### Text extract

Walter Buchheim (28 January 1904 – 1 November 1979) was an East German politician and Trade unionist.[1]

He was the chairman of the national People's Solidarity organisation.[2]

Life[edit]

1904-1933 Childhood and early adulthood in Weimar Germany[edit]

Buchheim's father was a shoe maker. The boy attended school in Cöllnitz and Groitzsch before training as a metal grinder between 1918 and 1922, and this defined his trade till 1929. Between 1929 and 1931 he worked as a miner in a brown coal mine.

Buchheim joined the Communist Youth league in 1923, performing various functions locally for the organisation. He joined the Communist Party (KVD) in 1926. Between 1931 and 1933 he was an elected town councillor and a full-time council officer in Groitzsch.

1933–1945 Survival as a communist in Nazi Germany[edit]

After the National Socialist government came to power in 1933, Buchheim became involved in anti-Fascist resistance. He was arrested and imprisoned a number of times. His first period of imprisonment took place from August to November 1933. From 1934 till 1936 and again for three months in 1944 he was interned in the Sachsenhausen concentration camp. Following his release, in October 1944, he returned to his trade as a metal grinder till 1945.

1945-1971 Vindication[edit]

From 1945 till 1949 Buchheim was a city councillor and the mayor of Groitzsch. Initially he served as a member of the KPD (Communist Party). However, this part of Germany was occupied by the Soviet military in 1945 and the Soviet Union took a hands-on approach to reconfiguring the political landscape. The Soviets favoured a one-party political structure. The SPD, along with the KPD (German Communist Party/Kommunistische Partei Deutschlands) were forcibly merged into the SED (Socialist Unity Party of Germany/Sozialistische Einheitspartei Deutschlands), of which Walter Buchheim now became a committed member.

######

Challenge A :: Decide whether each statement below agrees with the Walter Buchheim biography, answering yes or no and quoting the deciding words of the biography: (i) Buchheim worked in a brown coal mine from 1929 to 1931; (ii) Buchheim's father was a miner; (iii) Buchheim was interned in the Sachsenhausen concentration camp from 1934 till 1936.
Challenge B :: Reproduce the stretch of the Walter Buchheim biography from "Buchheim's father was" through "brown coal mine.", word for word.

### Data supplied

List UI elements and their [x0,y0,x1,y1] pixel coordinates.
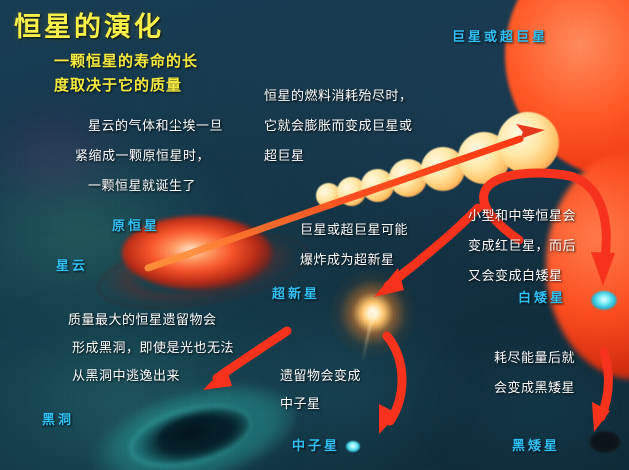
blackdwarf-note-line-1: 耗尽能量后就 [494,350,575,368]
label-neutron-star: 中子星 [292,438,340,456]
giant-note-line-1: 恒星的燃料消耗殆尽时， [264,88,413,106]
label-nebula: 星云 [56,258,88,276]
label-black-dwarf: 黑矮星 [512,438,560,456]
reddwarf-note-line-3: 又会变成白矮星 [468,268,563,286]
blackhole-note-line-1: 质量最大的恒星遗留物会 [68,312,217,330]
giant-note-line-3: 超巨星 [264,148,305,166]
label-protostar: 原恒星 [112,218,160,236]
nebula-note-line-3: 一颗恒星就诞生了 [88,178,196,196]
supernova-note-line-1: 巨星或超巨星可能 [300,222,408,240]
label-white-dwarf: 白矮星 [518,290,566,308]
subtitle-line-1: 一颗恒星的寿命的长 [54,51,198,72]
giant-note-line-2: 它就会膨胀而变成巨星或 [264,118,413,136]
blackhole-note-line-2: 形成黑洞，即使是光也无法 [72,340,234,358]
neutron-note-line-1: 遗留物会变成 [280,368,361,386]
nebula-note-line-2: 紧缩成一颗原恒星时， [75,148,210,166]
supernova-note-line-2: 爆炸成为超新星 [300,252,395,270]
label-black-hole: 黑洞 [42,412,74,430]
reddwarf-note-line-2: 变成红巨星，而后 [468,238,576,256]
subtitle-line-2: 度取决于它的质量 [54,75,182,96]
label-supernova: 超新星 [272,286,320,304]
label-giant-or-supergiant: 巨星或超巨星 [452,29,548,47]
blackdwarf-note-line-2: 会变成黑矮星 [494,380,575,398]
reddwarf-note-line-1: 小型和中等恒星会 [468,208,576,226]
nebula-note-line-1: 星云的气体和尘埃一旦 [88,118,223,136]
blackhole-note-line-3: 从黑洞中逃逸出来 [72,368,180,386]
stellar-evolution-slide: 恒星的演化 一颗恒星的寿命的长 度取决于它的质量 星云的气体和尘埃一旦 紧缩成一… [0,0,629,470]
neutron-note-line-2: 中子星 [280,396,321,414]
page-title: 恒星的演化 [14,9,164,47]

######

Final result A ::
(i) Yes: "Between 1929 and 1931 he worked as a miner in a brown coal mine."
(ii) No: "Buchheim's father was a shoe maker."
(iii) Yes: "From 1934 till 1936 and again for three months in 1944 he was interned in the Sachsenhausen concentration camp."

Final result B ::
Buchheim's father was a shoe maker. The boy attended school in Cöllnitz and Groitzsch before training as a metal grinder between 1918 and 1922, and this defined his trade till 1929. Between 1929 and 1931 he worked as a miner in a brown coal mine.